<<<<

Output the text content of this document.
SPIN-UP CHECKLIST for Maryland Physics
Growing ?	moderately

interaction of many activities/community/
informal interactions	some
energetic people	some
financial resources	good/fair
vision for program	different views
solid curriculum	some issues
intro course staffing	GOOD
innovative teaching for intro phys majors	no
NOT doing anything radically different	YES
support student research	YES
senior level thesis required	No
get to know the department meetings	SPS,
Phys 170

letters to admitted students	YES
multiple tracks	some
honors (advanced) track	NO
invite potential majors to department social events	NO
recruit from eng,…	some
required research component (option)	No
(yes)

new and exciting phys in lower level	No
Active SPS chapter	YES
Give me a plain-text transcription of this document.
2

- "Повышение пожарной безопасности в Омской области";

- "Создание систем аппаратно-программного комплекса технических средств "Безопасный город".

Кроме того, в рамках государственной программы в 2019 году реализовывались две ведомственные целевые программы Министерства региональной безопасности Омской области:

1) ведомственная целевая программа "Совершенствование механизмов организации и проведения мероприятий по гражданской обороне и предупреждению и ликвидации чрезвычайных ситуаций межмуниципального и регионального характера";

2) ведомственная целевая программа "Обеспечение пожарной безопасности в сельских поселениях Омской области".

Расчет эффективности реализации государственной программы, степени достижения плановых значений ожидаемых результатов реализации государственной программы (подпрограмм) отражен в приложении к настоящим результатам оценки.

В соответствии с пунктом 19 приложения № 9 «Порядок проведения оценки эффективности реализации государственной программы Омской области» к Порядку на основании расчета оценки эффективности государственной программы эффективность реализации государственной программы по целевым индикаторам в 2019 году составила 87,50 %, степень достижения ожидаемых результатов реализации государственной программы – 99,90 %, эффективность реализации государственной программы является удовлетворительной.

>>>>

[STATED EXERCISE]: In the records above, collect each line with "результатов".

[CORRECT ANSWER]:
Расчет эффективности реализации государственной программы, степени достижения плановых значений ожидаемых результатов реализации государственной программы (подпрограмм) отражен в приложении к настоящим результатам оценки.
В соответствии с пунктом 19 приложения № 9 «Порядок проведения оценки эффективности реализации государственной программы Омской области» к Порядку на основании расчета оценки эффективности государственной программы эффективность реализации государственной программы по целевым индикаторам в 2019 году составила 87,50 %, степень достижения ожидаемых результатов реализации государственной программы – 99,90 %, эффективность реализации государственной программы является удовлетворительной.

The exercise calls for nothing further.